**RECORDED DATA**

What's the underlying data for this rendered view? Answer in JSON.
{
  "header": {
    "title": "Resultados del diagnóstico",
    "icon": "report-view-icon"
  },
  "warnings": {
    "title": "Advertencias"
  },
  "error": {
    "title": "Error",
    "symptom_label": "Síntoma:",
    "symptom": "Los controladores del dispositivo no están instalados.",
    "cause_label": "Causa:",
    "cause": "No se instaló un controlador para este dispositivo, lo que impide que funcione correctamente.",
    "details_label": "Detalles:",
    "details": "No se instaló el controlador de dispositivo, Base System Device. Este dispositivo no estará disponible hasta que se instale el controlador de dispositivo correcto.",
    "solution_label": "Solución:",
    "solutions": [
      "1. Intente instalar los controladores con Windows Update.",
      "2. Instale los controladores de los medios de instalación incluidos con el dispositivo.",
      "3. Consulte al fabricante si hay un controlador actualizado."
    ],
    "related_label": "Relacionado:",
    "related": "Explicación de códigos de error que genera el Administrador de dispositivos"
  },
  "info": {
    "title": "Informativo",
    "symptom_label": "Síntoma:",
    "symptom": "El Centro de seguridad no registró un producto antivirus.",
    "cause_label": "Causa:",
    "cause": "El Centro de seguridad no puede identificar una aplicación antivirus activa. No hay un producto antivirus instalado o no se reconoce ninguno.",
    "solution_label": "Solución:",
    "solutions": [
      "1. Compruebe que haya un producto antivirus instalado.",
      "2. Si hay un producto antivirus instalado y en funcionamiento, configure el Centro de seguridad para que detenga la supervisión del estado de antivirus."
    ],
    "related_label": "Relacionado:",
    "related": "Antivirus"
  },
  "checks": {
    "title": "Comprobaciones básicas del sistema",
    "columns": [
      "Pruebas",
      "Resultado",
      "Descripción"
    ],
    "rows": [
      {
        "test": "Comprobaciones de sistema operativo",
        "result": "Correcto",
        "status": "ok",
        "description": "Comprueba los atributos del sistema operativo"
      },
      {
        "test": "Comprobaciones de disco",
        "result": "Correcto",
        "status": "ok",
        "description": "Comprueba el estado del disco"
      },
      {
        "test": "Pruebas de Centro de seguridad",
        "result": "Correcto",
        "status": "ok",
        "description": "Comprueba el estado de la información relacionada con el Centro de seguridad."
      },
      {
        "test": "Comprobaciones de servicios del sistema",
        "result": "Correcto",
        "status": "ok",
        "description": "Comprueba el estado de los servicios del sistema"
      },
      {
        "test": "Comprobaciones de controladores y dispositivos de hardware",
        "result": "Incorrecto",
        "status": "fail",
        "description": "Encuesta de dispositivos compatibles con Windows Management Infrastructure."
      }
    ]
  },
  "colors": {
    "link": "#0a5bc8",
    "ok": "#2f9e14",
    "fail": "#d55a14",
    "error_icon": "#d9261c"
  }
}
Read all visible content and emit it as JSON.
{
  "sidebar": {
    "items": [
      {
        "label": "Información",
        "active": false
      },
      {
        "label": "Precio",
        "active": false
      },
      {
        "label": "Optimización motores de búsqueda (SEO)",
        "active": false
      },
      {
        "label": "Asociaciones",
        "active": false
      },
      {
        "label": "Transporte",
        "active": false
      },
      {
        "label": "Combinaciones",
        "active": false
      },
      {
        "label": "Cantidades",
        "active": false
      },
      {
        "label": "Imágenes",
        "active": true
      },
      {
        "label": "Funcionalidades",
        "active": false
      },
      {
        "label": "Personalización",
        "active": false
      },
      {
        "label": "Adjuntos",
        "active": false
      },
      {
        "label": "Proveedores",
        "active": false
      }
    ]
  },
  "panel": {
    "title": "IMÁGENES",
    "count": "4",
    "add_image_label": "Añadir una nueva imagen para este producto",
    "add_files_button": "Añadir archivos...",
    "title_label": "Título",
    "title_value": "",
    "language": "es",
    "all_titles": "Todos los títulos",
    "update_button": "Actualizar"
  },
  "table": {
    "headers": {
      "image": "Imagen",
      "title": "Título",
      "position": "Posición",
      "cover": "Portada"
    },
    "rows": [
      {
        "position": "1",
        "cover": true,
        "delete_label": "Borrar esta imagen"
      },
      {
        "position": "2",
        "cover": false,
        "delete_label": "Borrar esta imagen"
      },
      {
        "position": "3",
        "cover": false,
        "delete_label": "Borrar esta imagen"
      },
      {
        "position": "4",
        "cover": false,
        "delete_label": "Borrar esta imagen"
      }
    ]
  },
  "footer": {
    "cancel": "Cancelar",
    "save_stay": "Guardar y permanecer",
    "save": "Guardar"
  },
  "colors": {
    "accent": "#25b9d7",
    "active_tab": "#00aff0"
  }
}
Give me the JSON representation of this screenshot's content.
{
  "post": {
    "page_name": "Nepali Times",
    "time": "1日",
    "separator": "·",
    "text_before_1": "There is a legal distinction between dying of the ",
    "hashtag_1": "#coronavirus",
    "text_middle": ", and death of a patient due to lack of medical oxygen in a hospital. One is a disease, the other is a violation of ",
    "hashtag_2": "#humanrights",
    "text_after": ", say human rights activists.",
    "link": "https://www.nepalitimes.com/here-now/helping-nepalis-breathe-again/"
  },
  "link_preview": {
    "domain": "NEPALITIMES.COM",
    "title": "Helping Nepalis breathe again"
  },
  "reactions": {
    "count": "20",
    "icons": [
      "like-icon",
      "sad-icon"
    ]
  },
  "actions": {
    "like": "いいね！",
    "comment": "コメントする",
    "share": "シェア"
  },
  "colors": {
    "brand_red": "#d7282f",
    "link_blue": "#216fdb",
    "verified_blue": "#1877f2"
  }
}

**WORK ITEM**
Find the line with "Give me the" in the listing. Reproduce it and all the lines after it, exactly, through the last line.

**SOLUTION TO THIS PROBLEM**
Give me the JSON representation of this screenshot's content.
{
  "post": {
    "page_name": "Nepali Times",
    "time": "1日",
    "separator": "·",
    "text_before_1": "There is a legal distinction between dying of the ",
    "hashtag_1": "#coronavirus",
    "text_middle": ", and death of a patient due to lack of medical oxygen in a hospital. One is a disease, the other is a violation of ",
    "hashtag_2": "#humanrights",
    "text_after": ", say human rights activists.",
    "link": "https://www.nepalitimes.com/here-now/helping-nepalis-breathe-again/"
  },
  "link_preview": {
    "domain": "NEPALITIMES.COM",
    "title": "Helping Nepalis breathe again"
  },
  "reactions": {
    "count": "20",
    "icons": [
      "like-icon",
      "sad-icon"
    ]
  },
  "actions": {
    "like": "いいね！",
    "comment": "コメントする",
    "share": "シェア"
  },
  "colors": {
    "brand_red": "#d7282f",
    "link_blue": "#216fdb",
    "verified_blue": "#1877f2"
  }
}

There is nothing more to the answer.